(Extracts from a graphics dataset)

--- start ---

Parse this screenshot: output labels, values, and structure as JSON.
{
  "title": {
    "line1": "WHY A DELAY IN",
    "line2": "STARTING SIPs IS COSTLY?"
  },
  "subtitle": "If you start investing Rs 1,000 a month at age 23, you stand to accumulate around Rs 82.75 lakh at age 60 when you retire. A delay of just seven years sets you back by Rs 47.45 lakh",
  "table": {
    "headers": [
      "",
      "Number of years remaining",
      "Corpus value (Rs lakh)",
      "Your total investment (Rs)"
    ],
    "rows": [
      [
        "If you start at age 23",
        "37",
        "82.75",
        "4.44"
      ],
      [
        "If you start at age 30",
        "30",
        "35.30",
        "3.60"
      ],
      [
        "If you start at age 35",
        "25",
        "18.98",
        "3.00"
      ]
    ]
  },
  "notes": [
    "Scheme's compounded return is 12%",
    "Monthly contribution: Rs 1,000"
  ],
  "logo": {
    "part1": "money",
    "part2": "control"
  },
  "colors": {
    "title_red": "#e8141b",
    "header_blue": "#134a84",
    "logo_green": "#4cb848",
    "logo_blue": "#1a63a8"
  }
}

--- end ---

Required work: Reproduce all data above, unchanged.

Complete response:
Parse this screenshot: output labels, values, and structure as JSON.
{
  "title": {
    "line1": "WHY A DELAY IN",
    "line2": "STARTING SIPs IS COSTLY?"
  },
  "subtitle": "If you start investing Rs 1,000 a month at age 23, you stand to accumulate around Rs 82.75 lakh at age 60 when you retire. A delay of just seven years sets you back by Rs 47.45 lakh",
  "table": {
    "headers": [
      "",
      "Number of years remaining",
      "Corpus value (Rs lakh)",
      "Your total investment (Rs)"
    ],
    "rows": [
      [
        "If you start at age 23",
        "37",
        "82.75",
        "4.44"
      ],
      [
        "If you start at age 30",
        "30",
        "35.30",
        "3.60"
      ],
      [
        "If you start at age 35",
        "25",
        "18.98",
        "3.00"
      ]
    ]
  },
  "notes": [
    "Scheme's compounded return is 12%",
    "Monthly contribution: Rs 1,000"
  ],
  "logo": {
    "part1": "money",
    "part2": "control"
  },
  "colors": {
    "title_red": "#e8141b",
    "header_blue": "#134a84",
    "logo_green": "#4cb848",
    "logo_blue": "#1a63a8"
  }
}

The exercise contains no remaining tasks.